## RECORDS TO PROCESS:
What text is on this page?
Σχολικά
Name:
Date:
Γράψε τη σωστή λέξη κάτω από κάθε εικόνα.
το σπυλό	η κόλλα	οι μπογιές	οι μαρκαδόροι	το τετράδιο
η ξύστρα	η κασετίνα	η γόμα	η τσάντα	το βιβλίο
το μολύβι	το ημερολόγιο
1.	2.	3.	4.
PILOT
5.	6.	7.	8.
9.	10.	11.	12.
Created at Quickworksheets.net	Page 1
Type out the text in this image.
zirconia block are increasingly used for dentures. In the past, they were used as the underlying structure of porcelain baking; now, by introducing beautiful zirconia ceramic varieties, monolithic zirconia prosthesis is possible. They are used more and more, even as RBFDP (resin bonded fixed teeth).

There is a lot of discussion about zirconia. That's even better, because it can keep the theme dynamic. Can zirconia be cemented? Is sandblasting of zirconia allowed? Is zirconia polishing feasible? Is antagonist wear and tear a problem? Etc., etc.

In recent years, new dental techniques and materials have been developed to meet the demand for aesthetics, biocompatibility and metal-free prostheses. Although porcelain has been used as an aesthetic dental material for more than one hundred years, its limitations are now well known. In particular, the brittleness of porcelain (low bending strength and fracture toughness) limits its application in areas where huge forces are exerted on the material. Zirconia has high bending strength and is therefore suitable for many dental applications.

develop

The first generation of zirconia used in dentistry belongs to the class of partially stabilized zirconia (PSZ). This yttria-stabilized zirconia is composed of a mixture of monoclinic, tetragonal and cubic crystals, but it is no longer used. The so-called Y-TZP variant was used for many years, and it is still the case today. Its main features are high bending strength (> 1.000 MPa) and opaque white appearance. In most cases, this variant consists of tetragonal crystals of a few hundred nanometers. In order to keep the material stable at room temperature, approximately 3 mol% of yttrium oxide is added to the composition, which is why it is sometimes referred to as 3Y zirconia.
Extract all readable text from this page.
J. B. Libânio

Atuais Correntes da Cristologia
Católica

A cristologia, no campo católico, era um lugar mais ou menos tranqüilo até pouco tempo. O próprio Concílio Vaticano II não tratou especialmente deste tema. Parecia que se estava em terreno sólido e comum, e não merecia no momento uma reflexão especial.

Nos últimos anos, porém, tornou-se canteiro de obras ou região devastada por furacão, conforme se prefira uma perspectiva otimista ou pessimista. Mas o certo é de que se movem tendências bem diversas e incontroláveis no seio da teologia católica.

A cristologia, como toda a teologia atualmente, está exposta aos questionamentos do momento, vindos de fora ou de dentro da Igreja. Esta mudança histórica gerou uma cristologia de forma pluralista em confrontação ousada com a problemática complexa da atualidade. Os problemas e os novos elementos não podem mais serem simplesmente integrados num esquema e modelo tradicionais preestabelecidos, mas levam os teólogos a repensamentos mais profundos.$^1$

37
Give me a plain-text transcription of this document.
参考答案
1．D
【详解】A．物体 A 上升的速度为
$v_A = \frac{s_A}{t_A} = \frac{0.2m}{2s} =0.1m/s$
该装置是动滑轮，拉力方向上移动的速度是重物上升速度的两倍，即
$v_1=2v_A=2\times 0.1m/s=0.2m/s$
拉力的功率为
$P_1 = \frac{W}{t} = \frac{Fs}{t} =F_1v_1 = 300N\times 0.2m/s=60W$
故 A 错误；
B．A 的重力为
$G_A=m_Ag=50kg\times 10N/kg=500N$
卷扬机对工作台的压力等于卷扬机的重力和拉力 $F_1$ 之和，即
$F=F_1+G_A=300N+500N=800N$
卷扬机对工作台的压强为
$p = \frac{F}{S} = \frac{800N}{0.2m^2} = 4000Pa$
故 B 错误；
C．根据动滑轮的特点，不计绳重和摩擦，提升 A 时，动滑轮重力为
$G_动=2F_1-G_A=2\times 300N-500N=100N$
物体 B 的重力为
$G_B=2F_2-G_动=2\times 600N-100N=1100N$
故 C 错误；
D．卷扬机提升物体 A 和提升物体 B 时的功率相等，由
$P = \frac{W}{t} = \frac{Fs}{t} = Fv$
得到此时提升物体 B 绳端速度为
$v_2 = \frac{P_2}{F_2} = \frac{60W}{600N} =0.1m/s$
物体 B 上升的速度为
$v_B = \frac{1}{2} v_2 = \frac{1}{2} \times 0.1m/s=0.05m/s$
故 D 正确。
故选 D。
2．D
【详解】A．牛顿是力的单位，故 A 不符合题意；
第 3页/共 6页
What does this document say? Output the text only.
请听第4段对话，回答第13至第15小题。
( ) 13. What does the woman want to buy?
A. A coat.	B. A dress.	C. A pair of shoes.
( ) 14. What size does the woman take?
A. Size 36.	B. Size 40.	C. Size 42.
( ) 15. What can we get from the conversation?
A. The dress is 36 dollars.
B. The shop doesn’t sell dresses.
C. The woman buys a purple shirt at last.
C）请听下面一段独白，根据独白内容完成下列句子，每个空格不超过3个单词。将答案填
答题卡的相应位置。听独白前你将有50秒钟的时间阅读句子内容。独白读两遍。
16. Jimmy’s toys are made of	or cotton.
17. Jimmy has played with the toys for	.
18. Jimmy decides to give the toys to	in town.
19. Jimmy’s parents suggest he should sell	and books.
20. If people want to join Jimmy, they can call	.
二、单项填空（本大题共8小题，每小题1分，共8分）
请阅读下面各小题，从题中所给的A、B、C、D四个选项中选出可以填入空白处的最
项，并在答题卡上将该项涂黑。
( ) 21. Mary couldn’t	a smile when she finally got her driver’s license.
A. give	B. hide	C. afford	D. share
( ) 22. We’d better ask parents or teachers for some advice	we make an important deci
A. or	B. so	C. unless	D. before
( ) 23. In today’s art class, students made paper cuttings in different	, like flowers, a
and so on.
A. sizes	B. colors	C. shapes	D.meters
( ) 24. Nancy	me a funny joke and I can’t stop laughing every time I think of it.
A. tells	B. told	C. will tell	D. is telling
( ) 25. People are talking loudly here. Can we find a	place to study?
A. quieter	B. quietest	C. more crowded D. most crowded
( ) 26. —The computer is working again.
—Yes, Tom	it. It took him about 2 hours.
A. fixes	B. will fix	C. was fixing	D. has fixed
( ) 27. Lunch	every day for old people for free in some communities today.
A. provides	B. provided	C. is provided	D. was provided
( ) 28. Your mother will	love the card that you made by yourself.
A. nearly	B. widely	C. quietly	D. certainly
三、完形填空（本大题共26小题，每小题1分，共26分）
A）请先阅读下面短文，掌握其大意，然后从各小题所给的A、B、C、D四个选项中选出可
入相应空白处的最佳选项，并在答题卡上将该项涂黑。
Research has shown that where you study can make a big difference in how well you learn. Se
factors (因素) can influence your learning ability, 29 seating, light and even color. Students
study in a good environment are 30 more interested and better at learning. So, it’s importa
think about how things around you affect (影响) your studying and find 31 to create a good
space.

## DIRECTION:
Identify each line containing the string "they" and copy it out.

## TASK ANSWER:
zirconia block are increasingly used for dentures. In the past, they were used as the underlying structure of porcelain baking; now, by introducing beautiful zirconia ceramic varieties, monolithic zirconia prosthesis is possible. They are used more and more, even as RBFDP (resin bonded fixed teeth).
20. If people want to join Jimmy, they can call	.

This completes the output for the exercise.